Aim: Check each line of the listing for the word "money" and give only the number of lines that have it.

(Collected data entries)
+---+

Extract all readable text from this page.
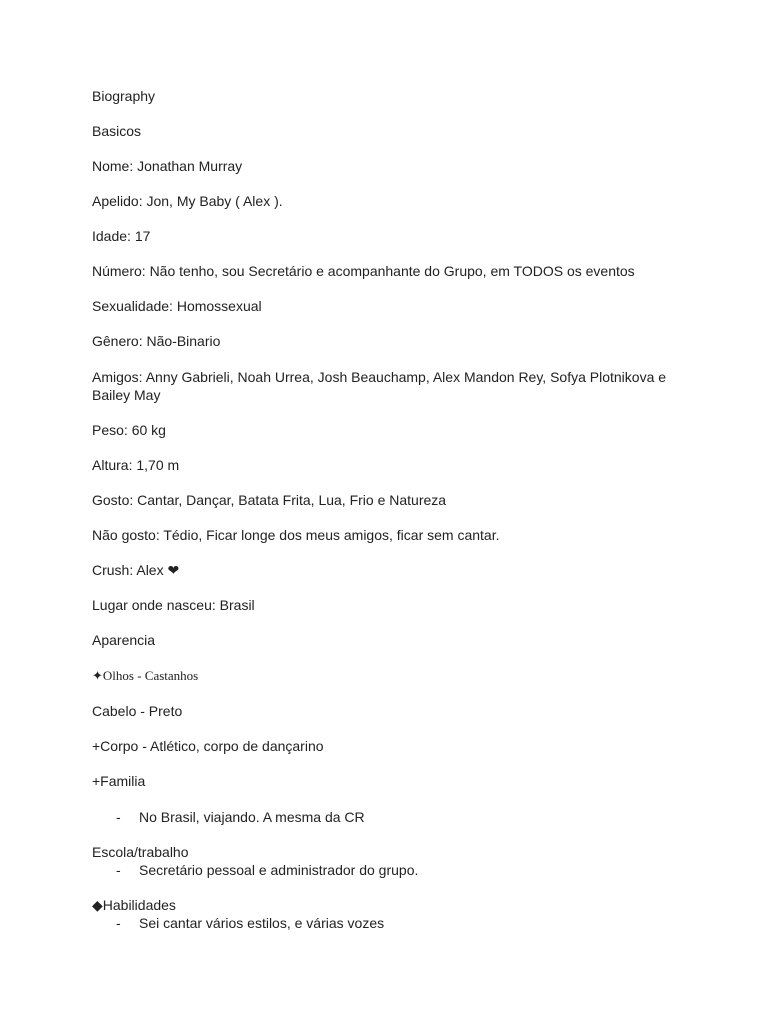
Biography

Basicos

Nome: Jonathan Murray

Apelido: Jon, My Baby ( Alex ).

Idade: 17

Número: Não tenho, sou Secretário e acompanhante do Grupo, em TODOS os eventos

Sexualidade: Homossexual

Gênero: Não-Binario

Amigos: Anny Gabrieli, Noah Urrea, Josh Beauchamp, Alex Mandon Rey, Sofya Plotnikova e Bailey May

Peso: 60 kg

Altura: 1,70 m

Gosto: Cantar, Dançar, Batata Frita, Lua, Frio e Natureza

Não gosto: Tédio, Ficar longe dos meus amigos, ficar sem cantar.

Crush: Alex ❤

Lugar onde nasceu: Brasil

Aparencia

✦Olhos - Castanhos

Cabelo - Preto

+Corpo - Atlético, corpo de dançarino

+Familia

- No Brasil, viajando. A mesma da CR

Escola/trabalho

- Secretário pessoal e administrador do grupo.

◆Habilidades

- Sei cantar vários estilos, e várias vozes
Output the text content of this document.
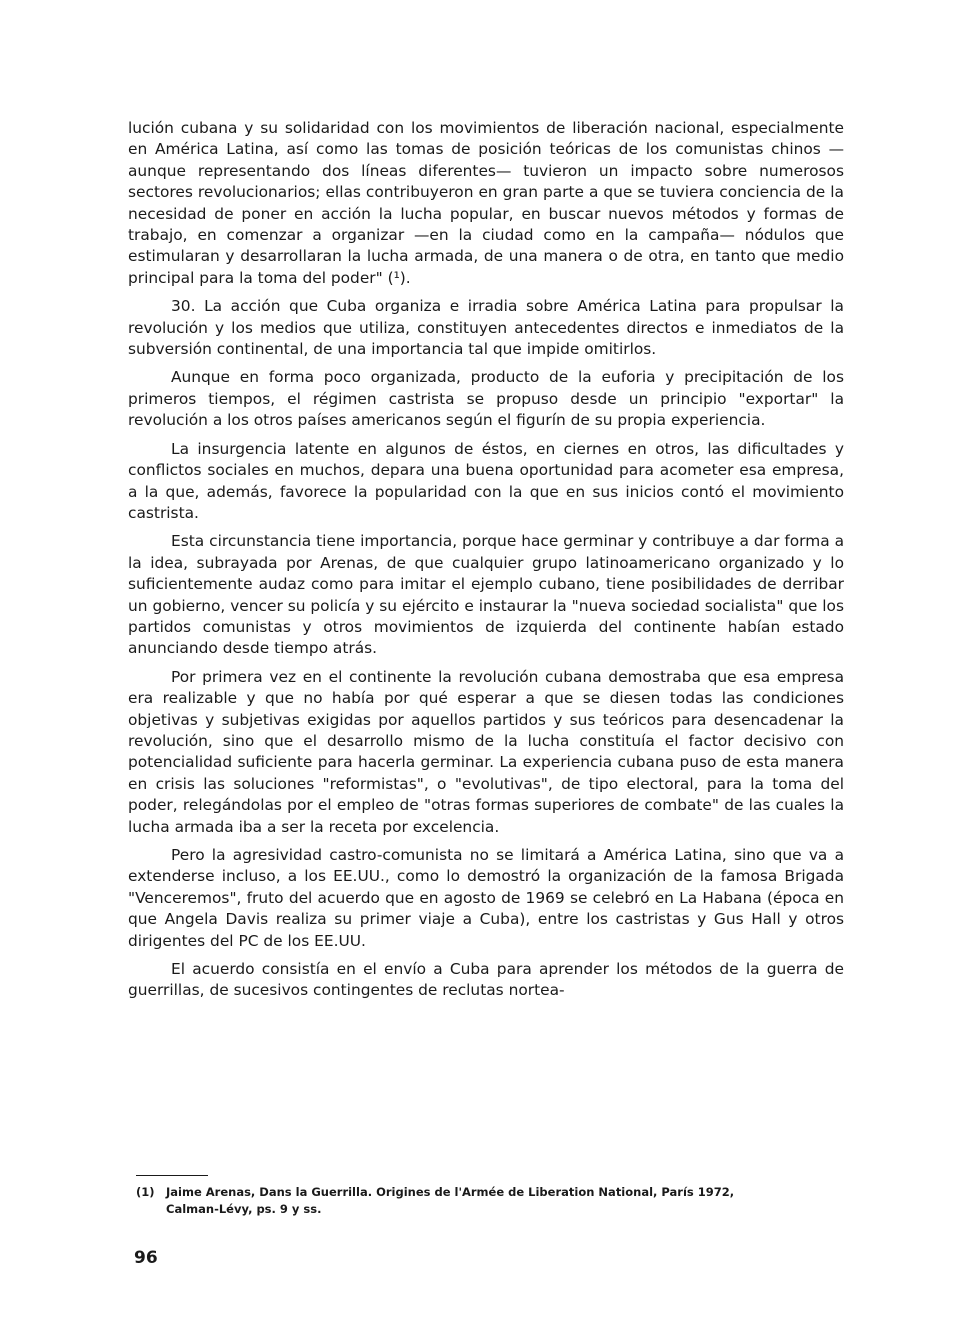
lución cubana y su solidaridad con los movimientos de liberación nacional, especialmente en América Latina, así como las tomas de posición teóricas de los comunistas chinos —aunque representando dos líneas diferentes— tuvieron un impacto sobre numerosos sectores revolucionarios; ellas contribuyeron en gran parte a que se tuviera conciencia de la necesidad de poner en acción la lucha popular, en buscar nuevos métodos y formas de trabajo, en comenzar a organizar —en la ciudad como en la campaña— nódulos que estimularan y desarrollaran la lucha armada, de una manera o de otra, en tanto que medio principal para la toma del poder" (¹).

30. La acción que Cuba organiza e irradia sobre América Latina para propulsar la revolución y los medios que utiliza, constituyen antecedentes directos e inmediatos de la subversión continental, de una importancia tal que impide omitirlos.

Aunque en forma poco organizada, producto de la euforia y precipitación de los primeros tiempos, el régimen castrista se propuso desde un principio "exportar" la revolución a los otros países americanos según el figurín de su propia experiencia.

La insurgencia latente en algunos de éstos, en ciernes en otros, las dificultades y conflictos sociales en muchos, depara una buena oportunidad para acometer esa empresa, a la que, además, favorece la popularidad con la que en sus inicios contó el movimiento castrista.

Esta circunstancia tiene importancia, porque hace germinar y contribuye a dar forma a la idea, subrayada por Arenas, de que cualquier grupo latinoamericano organizado y lo suficientemente audaz como para imitar el ejemplo cubano, tiene posibilidades de derribar un gobierno, vencer su policía y su ejército e instaurar la "nueva sociedad socialista" que los partidos comunistas y otros movimientos de izquierda del continente habían estado anunciando desde tiempo atrás.

Por primera vez en el continente la revolución cubana demostraba que esa empresa era realizable y que no había por qué esperar a que se diesen todas las condiciones objetivas y subjetivas exigidas por aquellos partidos y sus teóricos para desencadenar la revolución, sino que el desarrollo mismo de la lucha constituía el factor decisivo con potencialidad suficiente para hacerla germinar. La experiencia cubana puso de esta manera en crisis las soluciones "reformistas", o "evolutivas", de tipo electoral, para la toma del poder, relegándolas por el empleo de "otras formas superiores de combate" de las cuales la lucha armada iba a ser la receta por excelencia.

Pero la agresividad castro-comunista no se limitará a América Latina, sino que va a extenderse incluso, a los EE.UU., como lo demostró la organización de la famosa Brigada "Venceremos", fruto del acuerdo que en agosto de 1969 se celebró en La Habana (época en que Angela Davis realiza su primer viaje a Cuba), entre los castristas y Gus Hall y otros dirigentes del PC de los EE.UU.

El acuerdo consistía en el envío a Cuba para aprender los métodos de la guerra de guerrillas, de sucesivos contingentes de reclutas nortea-

(1) Jaime Arenas, Dans la Guerrilla. Origines de l'Armée de Liberation National, París 1972,
Calman-Lévy, ps. 9 y ss.
96
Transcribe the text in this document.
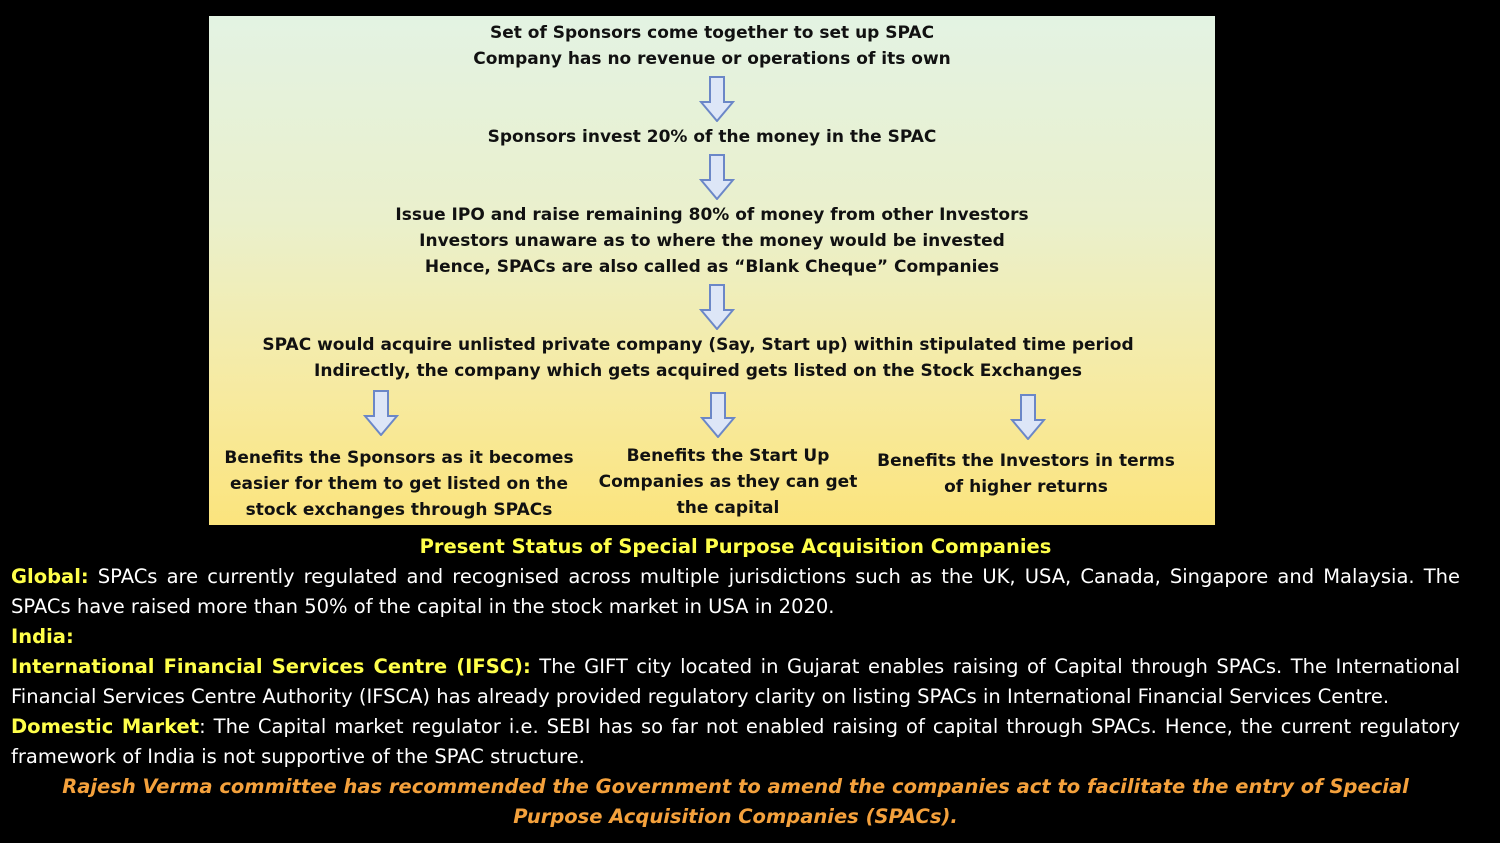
Set of Sponsors come together to set up SPAC
Company has no revenue or operations of its own
Sponsors invest 20% of the money in the SPAC
Issue IPO and raise remaining 80% of money from other Investors
Investors unaware as to where the money would be invested
Hence, SPACs are also called as “Blank Cheque” Companies
SPAC would acquire unlisted private company (Say, Start up) within stipulated time period
Indirectly, the company which gets acquired gets listed on the Stock Exchanges
Benefits the Sponsors as it becomes
easier for them to get listed on the
stock exchanges through SPACs
Benefits the Start Up
Companies as they can get
the capital
Benefits the Investors in terms
of higher returns

Present Status of Special Purpose Acquisition Companies

Global: SPACs are currently regulated and recognised across multiple jurisdictions such as the UK, USA, Canada, Singapore and Malaysia. The SPACs have raised more than 50% of the capital in the stock market in USA in 2020.

India:

International Financial Services Centre (IFSC): The GIFT city located in Gujarat enables raising of Capital through SPACs. The International Financial Services Centre Authority (IFSCA) has already provided regulatory clarity on listing SPACs in International Financial Services Centre.

Domestic Market: The Capital market regulator i.e. SEBI has so far not enabled raising of capital through SPACs. Hence, the current regulatory framework of India is not supportive of the SPAC structure.

Rajesh Verma committee has recommended the Government to amend the companies act to facilitate the entry of Special Purpose Acquisition Companies (SPACs).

+---+

Completed exercise: 3